- Aim: Go over the entries below line by line, copying each one that contains the word "public".

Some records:

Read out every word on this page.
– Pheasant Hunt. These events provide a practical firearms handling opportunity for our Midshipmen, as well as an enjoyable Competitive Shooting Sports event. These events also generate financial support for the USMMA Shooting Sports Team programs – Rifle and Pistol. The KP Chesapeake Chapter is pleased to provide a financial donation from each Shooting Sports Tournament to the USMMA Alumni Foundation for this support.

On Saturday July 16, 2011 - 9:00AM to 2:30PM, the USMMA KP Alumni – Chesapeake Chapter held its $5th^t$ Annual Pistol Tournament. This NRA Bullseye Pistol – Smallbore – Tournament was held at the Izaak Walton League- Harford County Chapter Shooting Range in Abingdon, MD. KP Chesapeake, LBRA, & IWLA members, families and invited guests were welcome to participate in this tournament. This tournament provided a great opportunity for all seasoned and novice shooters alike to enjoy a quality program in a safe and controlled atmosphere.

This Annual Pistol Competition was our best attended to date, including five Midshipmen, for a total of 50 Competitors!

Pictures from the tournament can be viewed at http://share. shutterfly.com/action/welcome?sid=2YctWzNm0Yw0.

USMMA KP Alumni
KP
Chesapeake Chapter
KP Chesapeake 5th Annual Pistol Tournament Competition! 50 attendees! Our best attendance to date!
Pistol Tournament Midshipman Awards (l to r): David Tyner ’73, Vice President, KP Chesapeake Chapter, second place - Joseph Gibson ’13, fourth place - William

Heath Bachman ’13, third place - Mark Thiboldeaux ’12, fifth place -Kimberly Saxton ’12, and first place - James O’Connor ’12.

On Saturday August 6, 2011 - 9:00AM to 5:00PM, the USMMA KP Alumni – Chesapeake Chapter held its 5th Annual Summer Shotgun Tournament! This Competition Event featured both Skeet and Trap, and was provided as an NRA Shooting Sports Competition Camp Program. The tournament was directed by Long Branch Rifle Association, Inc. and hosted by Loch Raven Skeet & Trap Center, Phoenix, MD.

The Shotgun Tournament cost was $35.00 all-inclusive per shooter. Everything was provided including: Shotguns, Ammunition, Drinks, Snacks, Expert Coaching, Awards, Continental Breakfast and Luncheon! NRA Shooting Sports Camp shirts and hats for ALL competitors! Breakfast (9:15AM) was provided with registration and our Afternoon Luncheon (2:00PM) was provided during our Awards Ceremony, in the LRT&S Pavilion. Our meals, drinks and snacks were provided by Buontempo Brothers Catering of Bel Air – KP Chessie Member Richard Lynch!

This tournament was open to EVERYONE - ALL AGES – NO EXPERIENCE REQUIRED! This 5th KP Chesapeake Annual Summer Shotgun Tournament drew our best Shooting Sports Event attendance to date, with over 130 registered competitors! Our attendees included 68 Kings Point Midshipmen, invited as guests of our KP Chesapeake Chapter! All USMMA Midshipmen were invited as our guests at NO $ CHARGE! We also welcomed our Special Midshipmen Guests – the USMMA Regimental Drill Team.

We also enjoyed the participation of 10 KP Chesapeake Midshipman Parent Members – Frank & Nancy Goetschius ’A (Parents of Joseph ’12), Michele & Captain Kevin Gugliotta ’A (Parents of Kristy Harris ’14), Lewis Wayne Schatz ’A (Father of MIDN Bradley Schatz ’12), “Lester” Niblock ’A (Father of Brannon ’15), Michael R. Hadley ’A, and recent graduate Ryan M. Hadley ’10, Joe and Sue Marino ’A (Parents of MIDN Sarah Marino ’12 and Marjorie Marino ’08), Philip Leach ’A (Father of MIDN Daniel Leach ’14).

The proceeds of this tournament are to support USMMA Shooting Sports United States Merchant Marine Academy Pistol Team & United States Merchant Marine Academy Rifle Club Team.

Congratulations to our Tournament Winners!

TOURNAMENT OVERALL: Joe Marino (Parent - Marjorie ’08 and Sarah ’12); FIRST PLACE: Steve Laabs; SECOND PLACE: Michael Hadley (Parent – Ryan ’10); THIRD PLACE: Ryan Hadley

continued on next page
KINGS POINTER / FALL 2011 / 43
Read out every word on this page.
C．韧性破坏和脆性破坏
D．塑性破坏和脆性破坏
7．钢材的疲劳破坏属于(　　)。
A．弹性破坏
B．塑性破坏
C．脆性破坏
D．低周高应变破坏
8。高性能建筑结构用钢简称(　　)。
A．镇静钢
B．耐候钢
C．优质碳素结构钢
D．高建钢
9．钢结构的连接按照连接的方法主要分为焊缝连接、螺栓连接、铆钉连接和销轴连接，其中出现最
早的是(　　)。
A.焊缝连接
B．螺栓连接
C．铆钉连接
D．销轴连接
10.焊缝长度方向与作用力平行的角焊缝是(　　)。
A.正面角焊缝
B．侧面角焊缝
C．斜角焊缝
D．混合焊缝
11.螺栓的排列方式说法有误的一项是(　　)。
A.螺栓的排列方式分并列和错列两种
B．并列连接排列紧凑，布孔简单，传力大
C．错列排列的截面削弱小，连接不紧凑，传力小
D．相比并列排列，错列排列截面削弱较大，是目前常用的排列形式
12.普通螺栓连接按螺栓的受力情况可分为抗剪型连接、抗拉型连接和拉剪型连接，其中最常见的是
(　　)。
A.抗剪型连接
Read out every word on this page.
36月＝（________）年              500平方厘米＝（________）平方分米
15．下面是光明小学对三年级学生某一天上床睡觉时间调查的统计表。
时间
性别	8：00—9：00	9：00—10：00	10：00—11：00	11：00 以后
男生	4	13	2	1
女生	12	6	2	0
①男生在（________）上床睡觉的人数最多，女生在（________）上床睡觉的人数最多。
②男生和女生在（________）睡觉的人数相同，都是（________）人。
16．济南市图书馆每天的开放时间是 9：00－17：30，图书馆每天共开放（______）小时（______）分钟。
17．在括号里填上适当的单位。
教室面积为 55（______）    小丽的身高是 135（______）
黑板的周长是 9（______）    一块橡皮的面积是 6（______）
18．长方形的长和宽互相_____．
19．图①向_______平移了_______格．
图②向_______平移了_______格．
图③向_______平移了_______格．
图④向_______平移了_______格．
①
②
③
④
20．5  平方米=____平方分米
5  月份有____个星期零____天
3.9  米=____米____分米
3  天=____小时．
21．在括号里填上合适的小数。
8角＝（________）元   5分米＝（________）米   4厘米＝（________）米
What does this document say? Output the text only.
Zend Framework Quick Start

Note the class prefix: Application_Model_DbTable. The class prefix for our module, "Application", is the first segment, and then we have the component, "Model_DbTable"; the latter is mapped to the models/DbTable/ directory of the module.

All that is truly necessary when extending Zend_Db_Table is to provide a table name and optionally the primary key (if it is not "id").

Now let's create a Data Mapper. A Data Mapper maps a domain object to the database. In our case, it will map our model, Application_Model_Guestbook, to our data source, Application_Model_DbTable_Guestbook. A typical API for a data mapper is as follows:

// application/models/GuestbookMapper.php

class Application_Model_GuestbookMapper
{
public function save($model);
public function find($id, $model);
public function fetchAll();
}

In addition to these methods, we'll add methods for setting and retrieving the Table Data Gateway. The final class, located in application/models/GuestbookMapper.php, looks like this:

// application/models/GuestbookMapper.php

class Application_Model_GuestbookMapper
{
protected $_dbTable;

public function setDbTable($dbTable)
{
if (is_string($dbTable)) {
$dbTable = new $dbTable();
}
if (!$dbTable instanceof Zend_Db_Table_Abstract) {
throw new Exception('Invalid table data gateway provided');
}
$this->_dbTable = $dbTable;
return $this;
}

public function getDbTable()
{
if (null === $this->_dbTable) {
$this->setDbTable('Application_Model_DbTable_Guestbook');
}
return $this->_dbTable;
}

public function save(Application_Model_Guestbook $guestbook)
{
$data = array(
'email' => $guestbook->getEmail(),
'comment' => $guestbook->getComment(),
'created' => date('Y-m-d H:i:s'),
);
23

- Task solution:
public function save($model);
public function find($id, $model);
public function fetchAll();
public function setDbTable($dbTable)
public function getDbTable()
public function save(Application_Model_Guestbook $guestbook)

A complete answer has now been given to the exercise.